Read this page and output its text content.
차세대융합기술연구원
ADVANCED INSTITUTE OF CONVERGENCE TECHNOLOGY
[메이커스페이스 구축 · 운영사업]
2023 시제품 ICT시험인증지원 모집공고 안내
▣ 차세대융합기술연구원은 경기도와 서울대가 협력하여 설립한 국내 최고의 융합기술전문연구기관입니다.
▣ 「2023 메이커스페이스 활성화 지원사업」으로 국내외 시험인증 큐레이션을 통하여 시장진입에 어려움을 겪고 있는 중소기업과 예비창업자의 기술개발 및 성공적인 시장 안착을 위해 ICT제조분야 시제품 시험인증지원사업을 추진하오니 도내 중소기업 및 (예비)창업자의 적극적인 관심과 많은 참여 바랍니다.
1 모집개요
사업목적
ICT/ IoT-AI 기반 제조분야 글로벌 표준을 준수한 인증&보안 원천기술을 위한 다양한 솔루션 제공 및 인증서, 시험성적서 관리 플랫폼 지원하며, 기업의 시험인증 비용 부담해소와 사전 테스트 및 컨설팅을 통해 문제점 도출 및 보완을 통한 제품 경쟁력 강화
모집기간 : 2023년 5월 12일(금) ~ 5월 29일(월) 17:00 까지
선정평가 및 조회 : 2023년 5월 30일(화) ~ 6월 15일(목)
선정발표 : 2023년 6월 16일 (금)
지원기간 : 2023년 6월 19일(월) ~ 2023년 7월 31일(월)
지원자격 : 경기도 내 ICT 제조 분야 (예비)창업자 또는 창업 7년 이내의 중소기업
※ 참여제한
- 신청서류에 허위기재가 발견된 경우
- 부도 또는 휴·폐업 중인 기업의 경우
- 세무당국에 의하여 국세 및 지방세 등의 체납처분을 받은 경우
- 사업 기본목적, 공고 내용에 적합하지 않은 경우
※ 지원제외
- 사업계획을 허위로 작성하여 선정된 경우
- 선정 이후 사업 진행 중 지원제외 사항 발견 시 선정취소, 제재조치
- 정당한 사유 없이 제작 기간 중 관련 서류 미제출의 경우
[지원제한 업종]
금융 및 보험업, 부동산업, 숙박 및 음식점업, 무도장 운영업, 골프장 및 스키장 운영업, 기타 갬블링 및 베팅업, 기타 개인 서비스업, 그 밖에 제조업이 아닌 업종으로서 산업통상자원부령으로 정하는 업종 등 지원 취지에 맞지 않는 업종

____________________

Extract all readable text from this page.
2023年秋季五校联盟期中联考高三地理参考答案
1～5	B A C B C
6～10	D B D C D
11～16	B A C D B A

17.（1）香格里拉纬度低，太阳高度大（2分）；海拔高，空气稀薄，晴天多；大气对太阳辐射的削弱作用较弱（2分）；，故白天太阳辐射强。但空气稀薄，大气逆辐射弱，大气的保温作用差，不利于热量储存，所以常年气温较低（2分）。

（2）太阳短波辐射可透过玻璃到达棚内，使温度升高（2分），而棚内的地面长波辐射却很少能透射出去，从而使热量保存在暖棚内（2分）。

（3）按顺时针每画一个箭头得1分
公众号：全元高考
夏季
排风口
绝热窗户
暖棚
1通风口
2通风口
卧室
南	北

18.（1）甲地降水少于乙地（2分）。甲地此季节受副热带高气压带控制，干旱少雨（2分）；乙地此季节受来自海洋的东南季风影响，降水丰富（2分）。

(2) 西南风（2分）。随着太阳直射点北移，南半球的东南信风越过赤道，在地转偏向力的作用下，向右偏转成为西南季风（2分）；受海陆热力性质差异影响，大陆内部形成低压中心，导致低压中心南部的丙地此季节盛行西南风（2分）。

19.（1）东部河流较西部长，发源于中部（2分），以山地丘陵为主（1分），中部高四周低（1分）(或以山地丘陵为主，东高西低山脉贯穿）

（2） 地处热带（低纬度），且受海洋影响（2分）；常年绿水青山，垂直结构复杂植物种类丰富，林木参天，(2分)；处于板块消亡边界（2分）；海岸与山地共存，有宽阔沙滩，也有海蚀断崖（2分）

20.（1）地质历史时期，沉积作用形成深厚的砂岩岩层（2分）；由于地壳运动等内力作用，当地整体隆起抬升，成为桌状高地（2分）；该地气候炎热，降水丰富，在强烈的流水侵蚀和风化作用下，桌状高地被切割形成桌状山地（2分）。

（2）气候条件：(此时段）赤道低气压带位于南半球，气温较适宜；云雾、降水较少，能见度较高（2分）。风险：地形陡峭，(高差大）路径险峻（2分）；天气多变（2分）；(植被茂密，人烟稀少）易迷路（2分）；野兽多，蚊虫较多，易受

____________________

Return from the data every line that holds "降水丰富".

18.（1）甲地降水少于乙地（2分）。甲地此季节受副热带高气压带控制，干旱少雨（2分）；乙地此季节受来自海洋的东南季风影响，降水丰富（2分）。
20.（1）地质历史时期，沉积作用形成深厚的砂岩岩层（2分）；由于地壳运动等内力作用，当地整体隆起抬升，成为桌状高地（2分）；该地气候炎热，降水丰富，在强烈的流水侵蚀和风化作用下，桌状高地被切割形成桌状山地（2分）。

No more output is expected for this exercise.